* **Data shown**:
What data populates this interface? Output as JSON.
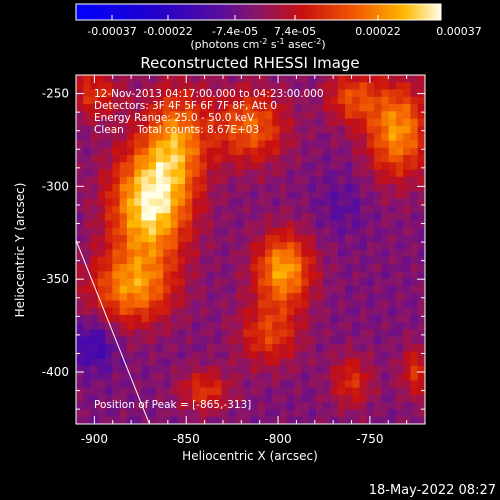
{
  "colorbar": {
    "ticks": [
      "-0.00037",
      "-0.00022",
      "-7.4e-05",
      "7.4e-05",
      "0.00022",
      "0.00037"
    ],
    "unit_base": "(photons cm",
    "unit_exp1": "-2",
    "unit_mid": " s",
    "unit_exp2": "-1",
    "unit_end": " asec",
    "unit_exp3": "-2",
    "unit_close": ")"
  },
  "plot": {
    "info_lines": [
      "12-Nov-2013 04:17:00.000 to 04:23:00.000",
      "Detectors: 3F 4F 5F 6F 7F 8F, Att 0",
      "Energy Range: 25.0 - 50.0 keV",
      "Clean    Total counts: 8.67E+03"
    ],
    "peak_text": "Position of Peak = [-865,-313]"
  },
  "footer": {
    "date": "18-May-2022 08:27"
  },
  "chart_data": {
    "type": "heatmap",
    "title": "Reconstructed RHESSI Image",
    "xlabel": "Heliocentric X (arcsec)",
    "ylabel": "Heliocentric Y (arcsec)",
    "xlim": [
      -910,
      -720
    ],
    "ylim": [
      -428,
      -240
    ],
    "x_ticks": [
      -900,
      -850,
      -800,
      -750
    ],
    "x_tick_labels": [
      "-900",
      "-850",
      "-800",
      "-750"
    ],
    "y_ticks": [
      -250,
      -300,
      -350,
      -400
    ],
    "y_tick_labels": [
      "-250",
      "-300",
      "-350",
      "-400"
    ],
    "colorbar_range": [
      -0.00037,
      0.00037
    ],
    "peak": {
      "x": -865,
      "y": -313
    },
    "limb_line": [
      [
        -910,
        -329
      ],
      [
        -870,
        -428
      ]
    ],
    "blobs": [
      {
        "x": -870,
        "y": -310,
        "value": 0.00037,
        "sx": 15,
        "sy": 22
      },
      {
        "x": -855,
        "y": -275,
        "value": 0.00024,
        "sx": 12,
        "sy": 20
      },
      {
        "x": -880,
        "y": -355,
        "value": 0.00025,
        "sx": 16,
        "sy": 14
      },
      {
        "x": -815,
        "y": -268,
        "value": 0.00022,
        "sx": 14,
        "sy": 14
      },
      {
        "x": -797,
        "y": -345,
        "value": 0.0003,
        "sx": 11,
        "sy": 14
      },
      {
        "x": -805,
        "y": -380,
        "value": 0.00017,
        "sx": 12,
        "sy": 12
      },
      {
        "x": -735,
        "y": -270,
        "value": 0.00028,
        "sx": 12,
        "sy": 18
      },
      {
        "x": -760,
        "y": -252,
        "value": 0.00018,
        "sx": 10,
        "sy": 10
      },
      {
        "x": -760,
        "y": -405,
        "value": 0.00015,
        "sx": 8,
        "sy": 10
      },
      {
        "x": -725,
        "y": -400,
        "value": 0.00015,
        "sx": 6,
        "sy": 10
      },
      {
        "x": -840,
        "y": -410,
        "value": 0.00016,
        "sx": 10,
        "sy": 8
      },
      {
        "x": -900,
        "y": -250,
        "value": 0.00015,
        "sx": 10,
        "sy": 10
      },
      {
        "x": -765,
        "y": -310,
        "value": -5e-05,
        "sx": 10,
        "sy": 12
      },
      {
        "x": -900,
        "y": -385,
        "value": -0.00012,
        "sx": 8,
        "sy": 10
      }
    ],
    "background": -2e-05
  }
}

* **Given task**: Leave out the pictures and transcribe everything else exactly.

* **Solution to the exercise**:
What data populates this interface? Output as JSON.
{
  "colorbar": {
    "ticks": [
      "-0.00037",
      "-0.00022",
      "-7.4e-05",
      "7.4e-05",
      "0.00022",
      "0.00037"
    ],
    "unit_base": "(photons cm",
    "unit_exp1": "-2",
    "unit_mid": " s",
    "unit_exp2": "-1",
    "unit_end": " asec",
    "unit_exp3": "-2",
    "unit_close": ")"
  },
  "plot": {
    "info_lines": [
      "12-Nov-2013 04:17:00.000 to 04:23:00.000",
      "Detectors: 3F 4F 5F 6F 7F 8F, Att 0",
      "Energy Range: 25.0 - 50.0 keV",
      "Clean    Total counts: 8.67E+03"
    ],
    "peak_text": "Position of Peak = [-865,-313]"
  },
  "footer": {
    "date": "18-May-2022 08:27"
  },
  "chart_data": {
    "type": "heatmap",
    "title": "Reconstructed RHESSI Image",
    "xlabel": "Heliocentric X (arcsec)",
    "ylabel": "Heliocentric Y (arcsec)",
    "xlim": [
      -910,
      -720
    ],
    "ylim": [
      -428,
      -240
    ],
    "x_ticks": [
      -900,
      -850,
      -800,
      -750
    ],
    "x_tick_labels": [
      "-900",
      "-850",
      "-800",
      "-750"
    ],
    "y_ticks": [
      -250,
      -300,
      -350,
      -400
    ],
    "y_tick_labels": [
      "-250",
      "-300",
      "-350",
      "-400"
    ],
    "colorbar_range": [
      -0.00037,
      0.00037
    ],
    "peak": {
      "x": -865,
      "y": -313
    },
    "limb_line": [
      [
        -910,
        -329
      ],
      [
        -870,
        -428
      ]
    ],
    "blobs": [
      {
        "x": -870,
        "y": -310,
        "value": 0.00037,
        "sx": 15,
        "sy": 22
      },
      {
        "x": -855,
        "y": -275,
        "value": 0.00024,
        "sx": 12,
        "sy": 20
      },
      {
        "x": -880,
        "y": -355,
        "value": 0.00025,
        "sx": 16,
        "sy": 14
      },
      {
        "x": -815,
        "y": -268,
        "value": 0.00022,
        "sx": 14,
        "sy": 14
      },
      {
        "x": -797,
        "y": -345,
        "value": 0.0003,
        "sx": 11,
        "sy": 14
      },
      {
        "x": -805,
        "y": -380,
        "value": 0.00017,
        "sx": 12,
        "sy": 12
      },
      {
        "x": -735,
        "y": -270,
        "value": 0.00028,
        "sx": 12,
        "sy": 18
      },
      {
        "x": -760,
        "y": -252,
        "value": 0.00018,
        "sx": 10,
        "sy": 10
      },
      {
        "x": -760,
        "y": -405,
        "value": 0.00015,
        "sx": 8,
        "sy": 10
      },
      {
        "x": -725,
        "y": -400,
        "value": 0.00015,
        "sx": 6,
        "sy": 10
      },
      {
        "x": -840,
        "y": -410,
        "value": 0.00016,
        "sx": 10,
        "sy": 8
      },
      {
        "x": -900,
        "y": -250,
        "value": 0.00015,
        "sx": 10,
        "sy": 10
      },
      {
        "x": -765,
        "y": -310,
        "value": -5e-05,
        "sx": 10,
        "sy": 12
      },
      {
        "x": -900,
        "y": -385,
        "value": -0.00012,
        "sx": 8,
        "sy": 10
      }
    ],
    "background": -2e-05
  }
}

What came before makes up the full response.